> **TASK TO COMPLETE**: Where a line holds "image", copy it.

## START DATASET ROWS

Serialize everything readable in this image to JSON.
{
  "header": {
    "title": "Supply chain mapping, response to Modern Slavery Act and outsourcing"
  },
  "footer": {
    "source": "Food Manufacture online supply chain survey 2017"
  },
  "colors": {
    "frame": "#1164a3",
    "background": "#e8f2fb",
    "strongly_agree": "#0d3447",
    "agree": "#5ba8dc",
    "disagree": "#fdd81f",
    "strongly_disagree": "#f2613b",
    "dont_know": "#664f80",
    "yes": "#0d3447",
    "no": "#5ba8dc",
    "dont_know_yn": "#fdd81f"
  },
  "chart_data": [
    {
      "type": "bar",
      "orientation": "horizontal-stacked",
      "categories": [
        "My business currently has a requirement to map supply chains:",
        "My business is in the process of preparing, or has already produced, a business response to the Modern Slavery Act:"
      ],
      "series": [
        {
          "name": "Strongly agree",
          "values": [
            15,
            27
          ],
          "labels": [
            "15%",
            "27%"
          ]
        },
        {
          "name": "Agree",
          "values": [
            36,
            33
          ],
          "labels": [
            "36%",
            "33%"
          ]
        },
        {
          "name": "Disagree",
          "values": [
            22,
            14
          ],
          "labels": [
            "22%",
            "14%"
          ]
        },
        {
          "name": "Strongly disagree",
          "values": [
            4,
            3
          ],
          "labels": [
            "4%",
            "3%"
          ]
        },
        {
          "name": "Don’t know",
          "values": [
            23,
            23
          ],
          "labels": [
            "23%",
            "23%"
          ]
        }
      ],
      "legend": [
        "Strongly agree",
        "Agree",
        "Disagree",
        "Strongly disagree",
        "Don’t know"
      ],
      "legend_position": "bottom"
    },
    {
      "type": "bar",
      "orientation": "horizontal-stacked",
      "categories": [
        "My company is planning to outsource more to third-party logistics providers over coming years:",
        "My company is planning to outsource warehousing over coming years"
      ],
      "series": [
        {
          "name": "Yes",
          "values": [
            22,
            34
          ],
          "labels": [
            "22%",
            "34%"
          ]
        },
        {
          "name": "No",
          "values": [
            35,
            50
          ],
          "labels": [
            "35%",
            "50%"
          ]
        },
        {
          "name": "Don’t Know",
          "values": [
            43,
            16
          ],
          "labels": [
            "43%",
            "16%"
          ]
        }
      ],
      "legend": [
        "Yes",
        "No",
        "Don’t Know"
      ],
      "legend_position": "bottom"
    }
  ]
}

## END DATASET ROWS
## START DATASET ROWS

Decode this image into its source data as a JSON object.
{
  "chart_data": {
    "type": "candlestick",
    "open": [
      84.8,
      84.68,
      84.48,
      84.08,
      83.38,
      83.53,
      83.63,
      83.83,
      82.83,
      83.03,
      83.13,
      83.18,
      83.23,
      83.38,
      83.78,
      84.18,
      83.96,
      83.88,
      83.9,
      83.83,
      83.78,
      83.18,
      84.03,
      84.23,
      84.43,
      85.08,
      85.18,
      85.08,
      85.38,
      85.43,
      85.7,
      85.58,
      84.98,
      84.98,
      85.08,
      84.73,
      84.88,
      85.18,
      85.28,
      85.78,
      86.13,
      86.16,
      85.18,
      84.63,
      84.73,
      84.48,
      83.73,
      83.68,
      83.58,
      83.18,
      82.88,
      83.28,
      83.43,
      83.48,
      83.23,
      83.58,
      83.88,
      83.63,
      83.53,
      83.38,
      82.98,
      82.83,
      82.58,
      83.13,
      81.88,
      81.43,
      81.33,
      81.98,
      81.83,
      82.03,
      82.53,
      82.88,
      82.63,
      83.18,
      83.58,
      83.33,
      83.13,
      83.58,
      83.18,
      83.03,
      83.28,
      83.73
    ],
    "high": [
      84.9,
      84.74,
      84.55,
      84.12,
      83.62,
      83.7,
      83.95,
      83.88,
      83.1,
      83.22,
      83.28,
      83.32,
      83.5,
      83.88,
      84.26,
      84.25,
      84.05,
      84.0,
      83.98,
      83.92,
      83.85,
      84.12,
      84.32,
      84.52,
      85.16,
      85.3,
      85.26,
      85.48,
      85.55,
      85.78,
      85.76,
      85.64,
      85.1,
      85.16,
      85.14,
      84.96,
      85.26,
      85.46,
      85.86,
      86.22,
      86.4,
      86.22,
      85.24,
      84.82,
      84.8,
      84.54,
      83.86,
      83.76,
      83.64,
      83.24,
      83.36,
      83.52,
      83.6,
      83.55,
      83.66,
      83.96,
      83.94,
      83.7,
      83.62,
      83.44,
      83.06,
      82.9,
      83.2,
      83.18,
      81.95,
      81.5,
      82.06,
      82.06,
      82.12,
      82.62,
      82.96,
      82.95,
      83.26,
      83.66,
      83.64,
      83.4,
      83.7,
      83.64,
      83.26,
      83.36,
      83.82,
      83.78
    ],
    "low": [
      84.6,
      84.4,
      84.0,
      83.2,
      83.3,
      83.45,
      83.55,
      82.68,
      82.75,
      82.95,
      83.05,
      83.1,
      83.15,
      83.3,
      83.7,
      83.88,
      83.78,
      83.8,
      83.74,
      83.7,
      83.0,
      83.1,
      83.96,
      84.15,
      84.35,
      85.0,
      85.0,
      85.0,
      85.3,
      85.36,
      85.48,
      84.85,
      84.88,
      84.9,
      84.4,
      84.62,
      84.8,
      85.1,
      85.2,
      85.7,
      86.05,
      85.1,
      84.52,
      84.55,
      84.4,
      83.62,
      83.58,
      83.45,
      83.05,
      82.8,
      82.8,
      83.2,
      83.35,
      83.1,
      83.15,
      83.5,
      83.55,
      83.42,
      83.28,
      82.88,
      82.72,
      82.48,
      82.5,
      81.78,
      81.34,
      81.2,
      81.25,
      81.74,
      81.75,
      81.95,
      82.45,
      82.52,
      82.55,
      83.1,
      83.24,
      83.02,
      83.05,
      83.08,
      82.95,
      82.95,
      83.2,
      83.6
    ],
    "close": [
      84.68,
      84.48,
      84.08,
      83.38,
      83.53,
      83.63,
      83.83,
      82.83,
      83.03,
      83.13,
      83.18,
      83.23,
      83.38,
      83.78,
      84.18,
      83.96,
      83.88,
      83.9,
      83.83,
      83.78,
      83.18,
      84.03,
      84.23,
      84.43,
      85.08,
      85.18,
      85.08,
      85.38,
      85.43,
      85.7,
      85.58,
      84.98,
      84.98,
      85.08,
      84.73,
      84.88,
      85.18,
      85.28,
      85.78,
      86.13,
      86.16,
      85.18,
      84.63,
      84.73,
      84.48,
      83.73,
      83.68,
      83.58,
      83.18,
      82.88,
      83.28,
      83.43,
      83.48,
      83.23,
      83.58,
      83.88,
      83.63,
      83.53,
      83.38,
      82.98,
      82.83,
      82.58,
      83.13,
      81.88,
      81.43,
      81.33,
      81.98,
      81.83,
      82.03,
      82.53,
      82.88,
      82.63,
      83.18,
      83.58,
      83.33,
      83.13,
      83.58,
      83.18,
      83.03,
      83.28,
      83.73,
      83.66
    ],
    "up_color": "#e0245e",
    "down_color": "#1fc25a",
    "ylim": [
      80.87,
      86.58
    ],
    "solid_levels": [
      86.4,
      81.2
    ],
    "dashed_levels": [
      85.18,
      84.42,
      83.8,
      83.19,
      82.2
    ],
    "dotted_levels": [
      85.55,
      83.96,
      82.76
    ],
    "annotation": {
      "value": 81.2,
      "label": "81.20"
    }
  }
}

## END DATASET ROWS

> **TASK ANSWER**:
Serialize everything readable in this image to JSON.
Decode this image into its source data as a JSON object.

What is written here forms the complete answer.